*** Opening of Input data ***

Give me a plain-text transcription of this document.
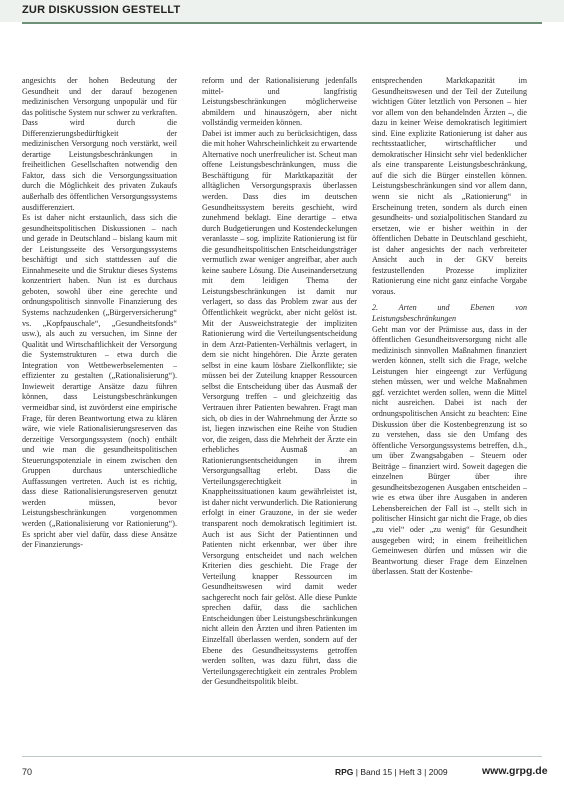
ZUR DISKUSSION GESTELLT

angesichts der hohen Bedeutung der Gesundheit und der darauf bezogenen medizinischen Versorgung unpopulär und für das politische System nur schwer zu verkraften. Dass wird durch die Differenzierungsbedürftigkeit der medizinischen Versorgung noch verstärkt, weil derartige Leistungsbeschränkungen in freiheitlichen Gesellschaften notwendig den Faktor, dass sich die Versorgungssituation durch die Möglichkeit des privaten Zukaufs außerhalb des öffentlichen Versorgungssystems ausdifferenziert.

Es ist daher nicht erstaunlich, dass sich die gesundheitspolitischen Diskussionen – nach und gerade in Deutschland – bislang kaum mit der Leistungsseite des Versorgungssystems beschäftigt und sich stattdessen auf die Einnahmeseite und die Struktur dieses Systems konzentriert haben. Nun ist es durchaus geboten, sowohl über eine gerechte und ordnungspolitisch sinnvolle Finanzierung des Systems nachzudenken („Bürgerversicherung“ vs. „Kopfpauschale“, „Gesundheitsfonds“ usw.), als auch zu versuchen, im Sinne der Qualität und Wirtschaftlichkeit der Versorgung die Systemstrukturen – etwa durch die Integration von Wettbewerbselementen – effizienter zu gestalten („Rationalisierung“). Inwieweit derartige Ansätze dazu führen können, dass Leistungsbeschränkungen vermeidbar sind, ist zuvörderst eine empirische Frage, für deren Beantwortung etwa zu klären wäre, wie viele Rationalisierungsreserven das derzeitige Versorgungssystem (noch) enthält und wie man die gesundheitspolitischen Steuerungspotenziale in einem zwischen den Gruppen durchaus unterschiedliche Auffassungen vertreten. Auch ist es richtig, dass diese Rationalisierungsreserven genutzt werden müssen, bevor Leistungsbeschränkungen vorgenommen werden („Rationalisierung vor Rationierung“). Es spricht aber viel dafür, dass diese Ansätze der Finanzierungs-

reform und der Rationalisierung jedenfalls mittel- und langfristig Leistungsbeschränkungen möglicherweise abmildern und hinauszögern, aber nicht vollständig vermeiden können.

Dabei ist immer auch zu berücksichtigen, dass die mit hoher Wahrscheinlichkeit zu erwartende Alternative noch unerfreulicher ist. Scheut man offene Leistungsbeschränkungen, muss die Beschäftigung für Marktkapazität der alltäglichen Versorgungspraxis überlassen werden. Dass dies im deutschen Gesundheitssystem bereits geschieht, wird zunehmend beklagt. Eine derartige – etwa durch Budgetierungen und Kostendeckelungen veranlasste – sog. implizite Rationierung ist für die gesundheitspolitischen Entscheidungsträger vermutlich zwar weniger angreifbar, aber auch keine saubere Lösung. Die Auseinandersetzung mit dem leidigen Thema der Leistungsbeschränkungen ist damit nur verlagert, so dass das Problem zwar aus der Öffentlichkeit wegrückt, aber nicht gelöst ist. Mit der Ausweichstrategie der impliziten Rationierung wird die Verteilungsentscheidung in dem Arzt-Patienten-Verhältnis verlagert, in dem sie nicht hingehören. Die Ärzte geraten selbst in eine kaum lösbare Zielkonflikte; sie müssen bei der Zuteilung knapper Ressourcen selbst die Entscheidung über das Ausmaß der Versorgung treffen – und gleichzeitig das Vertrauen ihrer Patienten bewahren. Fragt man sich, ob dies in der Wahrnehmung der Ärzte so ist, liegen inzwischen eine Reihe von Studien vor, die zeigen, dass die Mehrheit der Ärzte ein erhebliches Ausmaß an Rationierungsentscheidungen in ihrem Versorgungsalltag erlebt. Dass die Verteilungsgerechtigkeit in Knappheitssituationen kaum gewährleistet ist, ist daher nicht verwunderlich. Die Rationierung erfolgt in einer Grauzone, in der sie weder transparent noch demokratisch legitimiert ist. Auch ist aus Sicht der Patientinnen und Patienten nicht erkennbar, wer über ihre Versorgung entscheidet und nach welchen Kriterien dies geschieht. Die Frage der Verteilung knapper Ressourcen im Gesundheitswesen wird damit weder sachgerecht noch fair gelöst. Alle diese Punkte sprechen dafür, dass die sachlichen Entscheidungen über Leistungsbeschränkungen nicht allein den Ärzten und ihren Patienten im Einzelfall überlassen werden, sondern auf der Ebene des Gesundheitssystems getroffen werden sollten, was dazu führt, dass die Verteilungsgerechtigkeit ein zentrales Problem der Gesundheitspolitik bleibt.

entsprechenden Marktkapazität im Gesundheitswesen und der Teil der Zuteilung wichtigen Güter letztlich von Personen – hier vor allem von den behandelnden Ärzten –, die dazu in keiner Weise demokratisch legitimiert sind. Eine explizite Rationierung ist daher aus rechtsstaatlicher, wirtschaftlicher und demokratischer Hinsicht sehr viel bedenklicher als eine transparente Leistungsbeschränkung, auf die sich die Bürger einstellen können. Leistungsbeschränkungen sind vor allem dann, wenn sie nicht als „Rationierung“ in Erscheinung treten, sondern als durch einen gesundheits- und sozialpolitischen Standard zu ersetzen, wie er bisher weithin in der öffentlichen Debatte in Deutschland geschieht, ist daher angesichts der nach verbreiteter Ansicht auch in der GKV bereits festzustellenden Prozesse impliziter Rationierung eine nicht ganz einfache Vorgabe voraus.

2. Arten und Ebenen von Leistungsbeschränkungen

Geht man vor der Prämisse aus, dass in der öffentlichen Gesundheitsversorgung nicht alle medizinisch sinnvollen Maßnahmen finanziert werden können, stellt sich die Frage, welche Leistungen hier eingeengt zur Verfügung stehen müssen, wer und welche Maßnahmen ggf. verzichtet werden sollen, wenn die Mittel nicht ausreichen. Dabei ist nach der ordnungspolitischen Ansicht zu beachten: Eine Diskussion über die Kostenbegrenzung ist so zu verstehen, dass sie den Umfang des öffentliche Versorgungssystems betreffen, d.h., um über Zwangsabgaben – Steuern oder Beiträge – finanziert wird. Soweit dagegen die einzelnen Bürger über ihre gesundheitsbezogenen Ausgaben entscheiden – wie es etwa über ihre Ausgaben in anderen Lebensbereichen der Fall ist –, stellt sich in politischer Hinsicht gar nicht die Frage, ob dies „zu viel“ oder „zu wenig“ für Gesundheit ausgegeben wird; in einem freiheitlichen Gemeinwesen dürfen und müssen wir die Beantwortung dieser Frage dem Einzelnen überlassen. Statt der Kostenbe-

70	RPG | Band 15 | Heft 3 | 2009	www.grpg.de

*** Close of Input data ***

## Task statement
Print all records word for word, no images.

## Result of this task
Give me a plain-text transcription of this document.
ZUR DISKUSSION GESTELLT

angesichts der hohen Bedeutung der Gesundheit und der darauf bezogenen medizinischen Versorgung unpopulär und für das politische System nur schwer zu verkraften. Dass wird durch die Differenzierungsbedürftigkeit der medizinischen Versorgung noch verstärkt, weil derartige Leistungsbeschränkungen in freiheitlichen Gesellschaften notwendig den Faktor, dass sich die Versorgungssituation durch die Möglichkeit des privaten Zukaufs außerhalb des öffentlichen Versorgungssystems ausdifferenziert.

Es ist daher nicht erstaunlich, dass sich die gesundheitspolitischen Diskussionen – nach und gerade in Deutschland – bislang kaum mit der Leistungsseite des Versorgungssystems beschäftigt und sich stattdessen auf die Einnahmeseite und die Struktur dieses Systems konzentriert haben. Nun ist es durchaus geboten, sowohl über eine gerechte und ordnungspolitisch sinnvolle Finanzierung des Systems nachzudenken („Bürgerversicherung“ vs. „Kopfpauschale“, „Gesundheitsfonds“ usw.), als auch zu versuchen, im Sinne der Qualität und Wirtschaftlichkeit der Versorgung die Systemstrukturen – etwa durch die Integration von Wettbewerbselementen – effizienter zu gestalten („Rationalisierung“). Inwieweit derartige Ansätze dazu führen können, dass Leistungsbeschränkungen vermeidbar sind, ist zuvörderst eine empirische Frage, für deren Beantwortung etwa zu klären wäre, wie viele Rationalisierungsreserven das derzeitige Versorgungssystem (noch) enthält und wie man die gesundheitspolitischen Steuerungspotenziale in einem zwischen den Gruppen durchaus unterschiedliche Auffassungen vertreten. Auch ist es richtig, dass diese Rationalisierungsreserven genutzt werden müssen, bevor Leistungsbeschränkungen vorgenommen werden („Rationalisierung vor Rationierung“). Es spricht aber viel dafür, dass diese Ansätze der Finanzierungs-

reform und der Rationalisierung jedenfalls mittel- und langfristig Leistungsbeschränkungen möglicherweise abmildern und hinauszögern, aber nicht vollständig vermeiden können.

Dabei ist immer auch zu berücksichtigen, dass die mit hoher Wahrscheinlichkeit zu erwartende Alternative noch unerfreulicher ist. Scheut man offene Leistungsbeschränkungen, muss die Beschäftigung für Marktkapazität der alltäglichen Versorgungspraxis überlassen werden. Dass dies im deutschen Gesundheitssystem bereits geschieht, wird zunehmend beklagt. Eine derartige – etwa durch Budgetierungen und Kostendeckelungen veranlasste – sog. implizite Rationierung ist für die gesundheitspolitischen Entscheidungsträger vermutlich zwar weniger angreifbar, aber auch keine saubere Lösung. Die Auseinandersetzung mit dem leidigen Thema der Leistungsbeschränkungen ist damit nur verlagert, so dass das Problem zwar aus der Öffentlichkeit wegrückt, aber nicht gelöst ist. Mit der Ausweichstrategie der impliziten Rationierung wird die Verteilungsentscheidung in dem Arzt-Patienten-Verhältnis verlagert, in dem sie nicht hingehören. Die Ärzte geraten selbst in eine kaum lösbare Zielkonflikte; sie müssen bei der Zuteilung knapper Ressourcen selbst die Entscheidung über das Ausmaß der Versorgung treffen – und gleichzeitig das Vertrauen ihrer Patienten bewahren. Fragt man sich, ob dies in der Wahrnehmung der Ärzte so ist, liegen inzwischen eine Reihe von Studien vor, die zeigen, dass die Mehrheit der Ärzte ein erhebliches Ausmaß an Rationierungsentscheidungen in ihrem Versorgungsalltag erlebt. Dass die Verteilungsgerechtigkeit in Knappheitssituationen kaum gewährleistet ist, ist daher nicht verwunderlich. Die Rationierung erfolgt in einer Grauzone, in der sie weder transparent noch demokratisch legitimiert ist. Auch ist aus Sicht der Patientinnen und Patienten nicht erkennbar, wer über ihre Versorgung entscheidet und nach welchen Kriterien dies geschieht. Die Frage der Verteilung knapper Ressourcen im Gesundheitswesen wird damit weder sachgerecht noch fair gelöst. Alle diese Punkte sprechen dafür, dass die sachlichen Entscheidungen über Leistungsbeschränkungen nicht allein den Ärzten und ihren Patienten im Einzelfall überlassen werden, sondern auf der Ebene des Gesundheitssystems getroffen werden sollten, was dazu führt, dass die Verteilungsgerechtigkeit ein zentrales Problem der Gesundheitspolitik bleibt.

entsprechenden Marktkapazität im Gesundheitswesen und der Teil der Zuteilung wichtigen Güter letztlich von Personen – hier vor allem von den behandelnden Ärzten –, die dazu in keiner Weise demokratisch legitimiert sind. Eine explizite Rationierung ist daher aus rechtsstaatlicher, wirtschaftlicher und demokratischer Hinsicht sehr viel bedenklicher als eine transparente Leistungsbeschränkung, auf die sich die Bürger einstellen können. Leistungsbeschränkungen sind vor allem dann, wenn sie nicht als „Rationierung“ in Erscheinung treten, sondern als durch einen gesundheits- und sozialpolitischen Standard zu ersetzen, wie er bisher weithin in der öffentlichen Debatte in Deutschland geschieht, ist daher angesichts der nach verbreiteter Ansicht auch in der GKV bereits festzustellenden Prozesse impliziter Rationierung eine nicht ganz einfache Vorgabe voraus.

2. Arten und Ebenen von Leistungsbeschränkungen

Geht man vor der Prämisse aus, dass in der öffentlichen Gesundheitsversorgung nicht alle medizinisch sinnvollen Maßnahmen finanziert werden können, stellt sich die Frage, welche Leistungen hier eingeengt zur Verfügung stehen müssen, wer und welche Maßnahmen ggf. verzichtet werden sollen, wenn die Mittel nicht ausreichen. Dabei ist nach der ordnungspolitischen Ansicht zu beachten: Eine Diskussion über die Kostenbegrenzung ist so zu verstehen, dass sie den Umfang des öffentliche Versorgungssystems betreffen, d.h., um über Zwangsabgaben – Steuern oder Beiträge – finanziert wird. Soweit dagegen die einzelnen Bürger über ihre gesundheitsbezogenen Ausgaben entscheiden – wie es etwa über ihre Ausgaben in anderen Lebensbereichen der Fall ist –, stellt sich in politischer Hinsicht gar nicht die Frage, ob dies „zu viel“ oder „zu wenig“ für Gesundheit ausgegeben wird; in einem freiheitlichen Gemeinwesen dürfen und müssen wir die Beantwortung dieser Frage dem Einzelnen überlassen. Statt der Kostenbe-

70	RPG | Band 15 | Heft 3 | 2009	www.grpg.de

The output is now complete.